__Short problem__
Could every line of the data be printed exactly as it reads?

====================

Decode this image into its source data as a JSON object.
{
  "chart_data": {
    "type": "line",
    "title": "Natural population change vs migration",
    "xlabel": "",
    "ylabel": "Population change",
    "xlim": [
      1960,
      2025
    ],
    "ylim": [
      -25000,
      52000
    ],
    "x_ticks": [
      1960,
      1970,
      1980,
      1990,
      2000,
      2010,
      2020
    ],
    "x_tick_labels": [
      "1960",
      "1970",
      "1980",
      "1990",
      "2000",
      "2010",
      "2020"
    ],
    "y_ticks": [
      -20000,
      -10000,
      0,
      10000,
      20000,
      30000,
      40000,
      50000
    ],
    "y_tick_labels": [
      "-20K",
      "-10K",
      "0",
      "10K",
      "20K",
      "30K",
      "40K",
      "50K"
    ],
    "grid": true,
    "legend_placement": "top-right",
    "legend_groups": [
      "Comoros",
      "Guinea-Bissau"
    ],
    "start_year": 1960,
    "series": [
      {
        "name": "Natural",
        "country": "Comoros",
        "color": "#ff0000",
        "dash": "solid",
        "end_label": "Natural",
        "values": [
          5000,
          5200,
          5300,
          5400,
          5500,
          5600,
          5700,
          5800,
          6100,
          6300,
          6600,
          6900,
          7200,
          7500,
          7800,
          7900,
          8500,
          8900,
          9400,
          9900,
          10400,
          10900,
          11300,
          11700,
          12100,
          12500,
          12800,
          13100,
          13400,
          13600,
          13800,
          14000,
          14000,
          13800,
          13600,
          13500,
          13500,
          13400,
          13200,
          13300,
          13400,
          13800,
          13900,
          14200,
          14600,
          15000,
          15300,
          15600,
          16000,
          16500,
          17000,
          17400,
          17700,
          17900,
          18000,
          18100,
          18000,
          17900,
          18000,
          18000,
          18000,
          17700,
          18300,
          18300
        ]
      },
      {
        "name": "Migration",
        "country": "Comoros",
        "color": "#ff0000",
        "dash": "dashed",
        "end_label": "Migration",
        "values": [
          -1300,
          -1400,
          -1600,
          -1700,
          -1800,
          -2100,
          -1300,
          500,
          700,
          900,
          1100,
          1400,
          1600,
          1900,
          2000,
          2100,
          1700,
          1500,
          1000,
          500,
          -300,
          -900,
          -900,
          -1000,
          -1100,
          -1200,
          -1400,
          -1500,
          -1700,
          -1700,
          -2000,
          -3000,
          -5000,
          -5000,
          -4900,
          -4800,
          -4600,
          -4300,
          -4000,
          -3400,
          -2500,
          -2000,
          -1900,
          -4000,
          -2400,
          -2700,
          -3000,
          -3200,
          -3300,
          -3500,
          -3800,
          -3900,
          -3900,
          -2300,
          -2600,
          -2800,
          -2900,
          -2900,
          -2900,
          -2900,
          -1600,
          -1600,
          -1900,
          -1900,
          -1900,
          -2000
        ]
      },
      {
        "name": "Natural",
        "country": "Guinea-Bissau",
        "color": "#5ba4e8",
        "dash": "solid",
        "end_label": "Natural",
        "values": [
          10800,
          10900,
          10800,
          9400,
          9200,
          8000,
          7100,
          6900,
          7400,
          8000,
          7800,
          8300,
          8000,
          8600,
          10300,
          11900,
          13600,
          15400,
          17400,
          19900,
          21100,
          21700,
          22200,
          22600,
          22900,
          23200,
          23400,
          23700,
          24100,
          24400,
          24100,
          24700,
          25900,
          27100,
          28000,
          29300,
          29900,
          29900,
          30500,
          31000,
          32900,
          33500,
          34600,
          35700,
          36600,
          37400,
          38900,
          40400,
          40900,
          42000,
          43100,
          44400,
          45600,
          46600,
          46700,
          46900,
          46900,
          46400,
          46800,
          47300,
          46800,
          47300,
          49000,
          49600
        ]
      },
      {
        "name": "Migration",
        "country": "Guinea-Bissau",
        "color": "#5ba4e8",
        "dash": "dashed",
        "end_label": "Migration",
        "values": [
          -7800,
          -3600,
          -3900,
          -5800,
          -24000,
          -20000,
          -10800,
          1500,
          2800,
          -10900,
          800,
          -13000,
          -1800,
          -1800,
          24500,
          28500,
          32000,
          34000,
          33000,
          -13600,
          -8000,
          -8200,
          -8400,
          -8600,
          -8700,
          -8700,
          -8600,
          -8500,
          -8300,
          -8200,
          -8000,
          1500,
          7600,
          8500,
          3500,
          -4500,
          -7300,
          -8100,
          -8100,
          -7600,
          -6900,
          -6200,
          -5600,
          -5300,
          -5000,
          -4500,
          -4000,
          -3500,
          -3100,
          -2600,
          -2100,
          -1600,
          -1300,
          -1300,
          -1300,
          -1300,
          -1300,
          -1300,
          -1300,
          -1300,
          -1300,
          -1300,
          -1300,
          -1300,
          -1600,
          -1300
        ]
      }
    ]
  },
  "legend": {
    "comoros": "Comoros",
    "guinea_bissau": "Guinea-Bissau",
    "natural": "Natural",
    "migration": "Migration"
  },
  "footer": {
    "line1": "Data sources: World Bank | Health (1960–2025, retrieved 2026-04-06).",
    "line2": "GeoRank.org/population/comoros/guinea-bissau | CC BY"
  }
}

====================

__Output below__
Decode this image into its source data as a JSON object.
{
  "chart_data": {
    "type": "line",
    "title": "Natural population change vs migration",
    "xlabel": "",
    "ylabel": "Population change",
    "xlim": [
      1960,
      2025
    ],
    "ylim": [
      -25000,
      52000
    ],
    "x_ticks": [
      1960,
      1970,
      1980,
      1990,
      2000,
      2010,
      2020
    ],
    "x_tick_labels": [
      "1960",
      "1970",
      "1980",
      "1990",
      "2000",
      "2010",
      "2020"
    ],
    "y_ticks": [
      -20000,
      -10000,
      0,
      10000,
      20000,
      30000,
      40000,
      50000
    ],
    "y_tick_labels": [
      "-20K",
      "-10K",
      "0",
      "10K",
      "20K",
      "30K",
      "40K",
      "50K"
    ],
    "grid": true,
    "legend_placement": "top-right",
    "legend_groups": [
      "Comoros",
      "Guinea-Bissau"
    ],
    "start_year": 1960,
    "series": [
      {
        "name": "Natural",
        "country": "Comoros",
        "color": "#ff0000",
        "dash": "solid",
        "end_label": "Natural",
        "values": [
          5000,
          5200,
          5300,
          5400,
          5500,
          5600,
          5700,
          5800,
          6100,
          6300,
          6600,
          6900,
          7200,
          7500,
          7800,
          7900,
          8500,
          8900,
          9400,
          9900,
          10400,
          10900,
          11300,
          11700,
          12100,
          12500,
          12800,
          13100,
          13400,
          13600,
          13800,
          14000,
          14000,
          13800,
          13600,
          13500,
          13500,
          13400,
          13200,
          13300,
          13400,
          13800,
          13900,
          14200,
          14600,
          15000,
          15300,
          15600,
          16000,
          16500,
          17000,
          17400,
          17700,
          17900,
          18000,
          18100,
          18000,
          17900,
          18000,
          18000,
          18000,
          17700,
          18300,
          18300
        ]
      },
      {
        "name": "Migration",
        "country": "Comoros",
        "color": "#ff0000",
        "dash": "dashed",
        "end_label": "Migration",
        "values": [
          -1300,
          -1400,
          -1600,
          -1700,
          -1800,
          -2100,
          -1300,
          500,
          700,
          900,
          1100,
          1400,
          1600,
          1900,
          2000,
          2100,
          1700,
          1500,
          1000,
          500,
          -300,
          -900,
          -900,
          -1000,
          -1100,
          -1200,
          -1400,
          -1500,
          -1700,
          -1700,
          -2000,
          -3000,
          -5000,
          -5000,
          -4900,
          -4800,
          -4600,
          -4300,
          -4000,
          -3400,
          -2500,
          -2000,
          -1900,
          -4000,
          -2400,
          -2700,
          -3000,
          -3200,
          -3300,
          -3500,
          -3800,
          -3900,
          -3900,
          -2300,
          -2600,
          -2800,
          -2900,
          -2900,
          -2900,
          -2900,
          -1600,
          -1600,
          -1900,
          -1900,
          -1900,
          -2000
        ]
      },
      {
        "name": "Natural",
        "country": "Guinea-Bissau",
        "color": "#5ba4e8",
        "dash": "solid",
        "end_label": "Natural",
        "values": [
          10800,
          10900,
          10800,
          9400,
          9200,
          8000,
          7100,
          6900,
          7400,
          8000,
          7800,
          8300,
          8000,
          8600,
          10300,
          11900,
          13600,
          15400,
          17400,
          19900,
          21100,
          21700,
          22200,
          22600,
          22900,
          23200,
          23400,
          23700,
          24100,
          24400,
          24100,
          24700,
          25900,
          27100,
          28000,
          29300,
          29900,
          29900,
          30500,
          31000,
          32900,
          33500,
          34600,
          35700,
          36600,
          37400,
          38900,
          40400,
          40900,
          42000,
          43100,
          44400,
          45600,
          46600,
          46700,
          46900,
          46900,
          46400,
          46800,
          47300,
          46800,
          47300,
          49000,
          49600
        ]
      },
      {
        "name": "Migration",
        "country": "Guinea-Bissau",
        "color": "#5ba4e8",
        "dash": "dashed",
        "end_label": "Migration",
        "values": [
          -7800,
          -3600,
          -3900,
          -5800,
          -24000,
          -20000,
          -10800,
          1500,
          2800,
          -10900,
          800,
          -13000,
          -1800,
          -1800,
          24500,
          28500,
          32000,
          34000,
          33000,
          -13600,
          -8000,
          -8200,
          -8400,
          -8600,
          -8700,
          -8700,
          -8600,
          -8500,
          -8300,
          -8200,
          -8000,
          1500,
          7600,
          8500,
          3500,
          -4500,
          -7300,
          -8100,
          -8100,
          -7600,
          -6900,
          -6200,
          -5600,
          -5300,
          -5000,
          -4500,
          -4000,
          -3500,
          -3100,
          -2600,
          -2100,
          -1600,
          -1300,
          -1300,
          -1300,
          -1300,
          -1300,
          -1300,
          -1300,
          -1300,
          -1300,
          -1300,
          -1300,
          -1300,
          -1600,
          -1300
        ]
      }
    ]
  },
  "legend": {
    "comoros": "Comoros",
    "guinea_bissau": "Guinea-Bissau",
    "natural": "Natural",
    "migration": "Migration"
  },
  "footer": {
    "line1": "Data sources: World Bank | Health (1960–2025, retrieved 2026-04-06).",
    "line2": "GeoRank.org/population/comoros/guinea-bissau | CC BY"
  }
}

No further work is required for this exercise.